Document segment:
** BEGIN **

Operating Expense Increase Payment.
(ii) For
each Operating Year (as hereinafter defined) during the Term,
Tenant shall pay, as Additional Rent, the Operating Payment (as
hereinafter defined) for such Operating Year, in accordance with
the further provisions of this Section 38B.
5
(iii) For
purposes hereof, the following definitions shall apply:
(1) The
term “Operating Year” shall mean calendar year 2007 and
each succeeding calendar year thereafter occurring in whole or in
part during the Term.
(2) The
term “Wage Rate” shall mean the undiscounted regular
hourly wage rate (excluding, however, fringe benefits) payable to
or in respect of Porters (as hereinafter defined) of Class A
office buildings in New York County, in effect as of January 1 of
the Operating Year in question, pursuant to agreement(s) (herein
individually or collectively called “Agreement”)
between the Real Estate Advisory Board on Labor Relations,
Incorporated (“RAB”) and Local 32B-32J of the Service
Employees International Union, AFL-CIO (“Local
32B-32J”) (or, if either or both of such entities is not in
existence or acting in respect of such matters, then, by any
successor(s) or substitute(s) performing similar functions).
(3) The
term “Class A office buildings” shall mean the
class of office buildings defined as such under the current
Agreement with Local 32B-32J.
(4) The
term “regular hourly wage rate” shall include all
payments of every kind (excluding, however, fringe benefits) then
payable to or in respect of Porters, computed on the basis of the
total annual amount payable to or in respect of Porters pursuant to
the Agreement, provided, however, if any union agreement shall
require the regular employment of Porters on days or during hours
when overtime or other premium pay rates are in effect, then the
“regular hourly wage rate,” as used above and subject
to the other adjustments provided for herein, shall be deemed to
mean the actual weekly wage rate, divided by the actual hours in a
calendar week during which Porters are required to be employed (if,
for example, as of the Commencement Date, an agreement between RAB
and Local 32B-32J shall require the regular employment of Porters
for forty (40) hours during a calendar week at a minimum
hourly wage rate of $3.00 for the first thirty (30) hours, and
premium or overtime hourly wage rate of $4.50 for the remaining ten
(10) hours, the minimum regular hourly wage rate under this
Article, as of the Commencement Date, shall be deemed to be the
total weekly wage rate of $135.00 divided by the total number of
required hours of employment, forty (40), or $3.375). If no
Agreement shall be in effect as of any such January 1 with
reference to which the regular hourly wage rate for Porters is to
be determined, then the applicable computations and payments under
this Lease shall be made upon the basis of the regular hourly wage
rate (determined in accordance with the preceding provisions of
this Article) being paid by Owner or by the contractor performing
the cleaning services for Owner on such January 1 to or in respect
of Porters, and thereafter appropriate retroactive adjustment shall
be made when the regular hourly wage rate payable to or in respect
of such Porters is determined pursuant to Agreement. For the
purposes hereof, if the regular hourly wage rate of Porters shall
increase during any Operating Year the regular hourly wage rate
“in effect as of January 1” of such Operating Year
shall be adjusted for the
6
portion
of the year for which the increase shall be effective. The Wage
Rate and Base Wage Rate shall be calculated by dividing the annual
undiscounted cost for a Porter receiving the regular hourly wage
rate, by 2,080 hours for each full calendar year involved. In
calculating the regular hourly wage rate Owner shall apply such
procedures and practices as are generally applied in such
calculations by the owners of Class A office buildings in the
midtown area of the County, City and State of New York, and any
dispute or controversy as to or relating to the calculation of the
“Wage Rate” shall be determined by arbitration, which
arbitration shall be by three independent arbitrators each of whom
shall have at least ten years’ experience in the supervision
of the operation and management of Class A office buildings in
New York County.

** END **

Input rows:
** BEGIN **

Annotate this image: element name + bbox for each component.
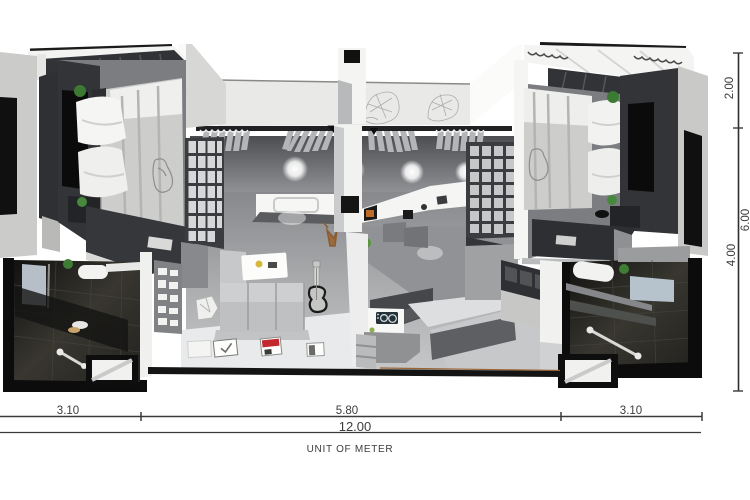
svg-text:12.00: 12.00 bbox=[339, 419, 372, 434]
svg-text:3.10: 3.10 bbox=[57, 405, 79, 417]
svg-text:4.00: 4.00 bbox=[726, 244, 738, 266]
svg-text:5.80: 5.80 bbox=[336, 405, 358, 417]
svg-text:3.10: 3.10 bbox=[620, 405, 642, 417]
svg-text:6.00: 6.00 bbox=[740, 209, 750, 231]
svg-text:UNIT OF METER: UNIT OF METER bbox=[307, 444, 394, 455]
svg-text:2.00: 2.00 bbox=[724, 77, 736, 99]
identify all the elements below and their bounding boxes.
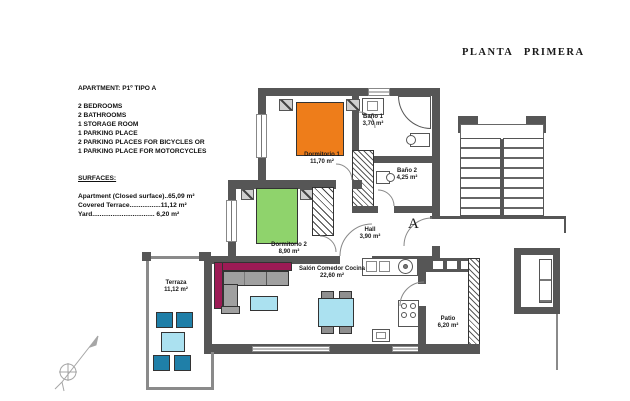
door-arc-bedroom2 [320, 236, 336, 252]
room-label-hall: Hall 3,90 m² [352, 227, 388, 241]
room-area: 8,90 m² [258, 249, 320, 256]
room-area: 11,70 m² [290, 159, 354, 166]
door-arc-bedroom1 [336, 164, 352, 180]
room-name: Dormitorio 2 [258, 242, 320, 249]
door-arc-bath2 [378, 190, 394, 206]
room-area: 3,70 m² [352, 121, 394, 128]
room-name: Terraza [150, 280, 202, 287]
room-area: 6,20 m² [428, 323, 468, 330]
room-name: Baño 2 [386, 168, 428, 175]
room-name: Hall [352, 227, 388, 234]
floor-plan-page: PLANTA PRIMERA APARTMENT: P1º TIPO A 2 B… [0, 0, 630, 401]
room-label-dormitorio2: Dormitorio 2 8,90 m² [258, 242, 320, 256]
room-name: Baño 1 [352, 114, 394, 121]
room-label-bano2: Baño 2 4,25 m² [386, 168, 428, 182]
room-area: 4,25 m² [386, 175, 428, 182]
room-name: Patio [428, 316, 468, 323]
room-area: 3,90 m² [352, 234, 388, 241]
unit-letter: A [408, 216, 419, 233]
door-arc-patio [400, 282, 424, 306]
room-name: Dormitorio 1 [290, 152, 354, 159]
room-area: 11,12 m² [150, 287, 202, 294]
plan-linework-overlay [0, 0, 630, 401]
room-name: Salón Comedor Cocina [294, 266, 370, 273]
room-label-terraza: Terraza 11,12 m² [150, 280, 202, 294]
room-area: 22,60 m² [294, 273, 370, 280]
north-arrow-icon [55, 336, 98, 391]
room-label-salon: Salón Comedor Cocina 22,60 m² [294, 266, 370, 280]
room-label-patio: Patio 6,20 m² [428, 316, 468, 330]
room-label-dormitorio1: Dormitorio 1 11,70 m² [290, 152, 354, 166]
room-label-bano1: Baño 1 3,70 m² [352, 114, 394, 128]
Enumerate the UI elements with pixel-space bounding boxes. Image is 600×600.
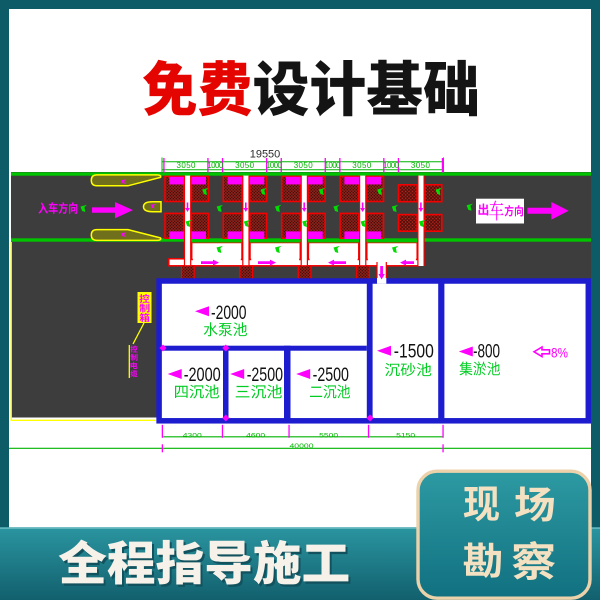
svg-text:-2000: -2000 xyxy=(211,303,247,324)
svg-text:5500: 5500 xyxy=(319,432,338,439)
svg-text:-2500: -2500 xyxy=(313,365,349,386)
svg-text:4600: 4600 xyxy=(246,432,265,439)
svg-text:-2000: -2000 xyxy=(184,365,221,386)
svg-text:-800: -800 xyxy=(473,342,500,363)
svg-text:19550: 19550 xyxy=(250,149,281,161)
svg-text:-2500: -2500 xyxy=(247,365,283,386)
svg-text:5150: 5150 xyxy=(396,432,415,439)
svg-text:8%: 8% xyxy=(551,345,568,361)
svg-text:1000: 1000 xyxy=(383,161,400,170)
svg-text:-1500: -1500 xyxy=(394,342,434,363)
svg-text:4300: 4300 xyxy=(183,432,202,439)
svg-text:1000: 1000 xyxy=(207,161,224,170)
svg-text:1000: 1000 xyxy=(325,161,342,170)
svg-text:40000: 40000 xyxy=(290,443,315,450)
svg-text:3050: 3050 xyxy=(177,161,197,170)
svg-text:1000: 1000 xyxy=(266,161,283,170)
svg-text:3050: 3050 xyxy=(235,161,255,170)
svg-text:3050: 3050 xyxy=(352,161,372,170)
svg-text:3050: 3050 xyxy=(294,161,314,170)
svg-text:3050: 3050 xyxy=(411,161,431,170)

** END **

Problems:
A: In the entries, rewrite everything from the line containing "svg-text:12.00: 12.00 bbox=[339, 419, 372, 434]" down to the line containing "Enumerate the UI", changing "room-area" to "room-size" and keeping everything else the same. Omit the pictures.
B: Resume the lease provision on operating payments and porter wage rates from the point where it stops.

Task results:
A:
svg-text:12.00: 12.00 bbox=[339, 419, 372, 434]
svg-text:3.10: 3.10 bbox=[57, 405, 79, 417]
svg-text:4.00: 4.00 bbox=[726, 244, 738, 266]
svg-text:5.80: 5.80 bbox=[336, 405, 358, 417]
svg-text:3.10: 3.10 bbox=[620, 405, 642, 417]
svg-text:6.00: 6.00 bbox=[740, 209, 750, 231]
svg-text:UNIT OF METER: UNIT OF METER bbox=[307, 444, 394, 455]
svg-text:2.00: 2.00 bbox=[724, 77, 736, 99]
identify all the elements below and their bounding boxes.
door-arc-bedroom2 [320, 236, 336, 252]
room-label-hall: Hall 3,90 m² [352, 227, 388, 241]
room-size: 8,90 m² [258, 249, 320, 256]
room-size: 11,70 m² [290, 159, 354, 166]
door-arc-bedroom1 [336, 164, 352, 180]
room-name: Dormitorio 2 [258, 242, 320, 249]
door-arc-bath2 [378, 190, 394, 206]
room-size: 3,70 m² [352, 121, 394, 128]
room-name: Terraza [150, 280, 202, 287]
room-size: 6,20 m² [428, 323, 468, 330]
room-name: Baño 2 [386, 168, 428, 175]
room-name: Hall [352, 227, 388, 234]
floor-plan-page: PLANTA PRIMERA APARTMENT: P1º TIPO A 2 B… [0, 0, 630, 401]
room-label-dormitorio2: Dormitorio 2 8,90 m² [258, 242, 320, 256]
room-name: Baño 1 [352, 114, 394, 121]
room-label-bano2: Baño 2 4,25 m² [386, 168, 428, 182]
room-size: 4,25 m² [386, 175, 428, 182]
room-name: Patio [428, 316, 468, 323]
room-size: 3,90 m² [352, 234, 388, 241]
unit-letter: A [408, 216, 419, 233]
door-arc-patio [400, 282, 424, 306]
room-name: Dormitorio 1 [290, 152, 354, 159]
room-size: 11,12 m² [150, 287, 202, 294]
plan-linework-overlay [0, 0, 630, 401]
room-name: Salón Comedor Cocina [294, 266, 370, 273]
room-label-terraza: Terraza 11,12 m² [150, 280, 202, 294]
room-size: 22,60 m² [294, 273, 370, 280]
north-arrow-icon [55, 336, 98, 391]
room-label-salon: Salón Comedor Cocina 22,60 m² [294, 266, 370, 280]
room-label-patio: Patio 6,20 m² [428, 316, 468, 330]
room-label-dormitorio1: Dormitorio 1 11,70 m² [290, 152, 354, 166]
room-label-bano1: Baño 1 3,70 m² [352, 114, 394, 128]
Enumerate the UI elements with pixel-space bounding boxes. Image is 600×600.

B:
(5) The
term “Porters” shall mean that classification of
employee engaged in the general maintenance and operation of office
buildings currently classified as “others” in the
current Agreement, or failing such classification in any subsequent
Agreement, the most nearly comparable classification in such
Agreement.
(6) The
term “Base Wage Rate” shall mean the Wage Rate in
effect as of January 1, 2007.
(7) The
term “Wage Rate Multiple” shall mean 70,000.
(8) In
the event that the Wage Rate in effect as of January 1 of any
Operating Year commencing January 1, 2008 shall exceed the
Base Wage Rate, Tenant shall pay to Owner, as Additional Rent for
such Operating Year, an amount (the “Operating
Payment”) equal to the product obtained by multiplying
(a) the number of cents (including any fraction of a cent) by
which the Wage Rate exceeds the Base Wage Rate, by (b) the
Wage Rate Multiple. By or after the start of the Operating Year
commencing January 1, 2007 and by or after the start of each
Operating Year thereafter, Owner shall furnish to Tenant a
statement relating to such Operating Year and a statement of the
Base Wage Rate, showing the escalation, if any, which shall be due
hereunder from Tenant to Owner and the additional rent then payable
by Tenant to Owner shall be paid as provided below (each such
statement, an “Escalation Statement”). The obligation
of Tenant to pay additional rent pursuant to this Section 38B
is not predicated upon the rendition by Owner of any cleaning
service to the Premises or upon the employment by Owner of Porters
or cleaners or by the application to Owner or to the Building of
the collective bargaining agreements referred to above. Tenant
acknowledges that the payment of Additional Rent to Owner pursuant
to the provisions of this Section 38B is intended to be an
escalation payment to provide additional rent to Owner and is not a
measurement of actual increased costs incurred by Owner in the
operation of the Building.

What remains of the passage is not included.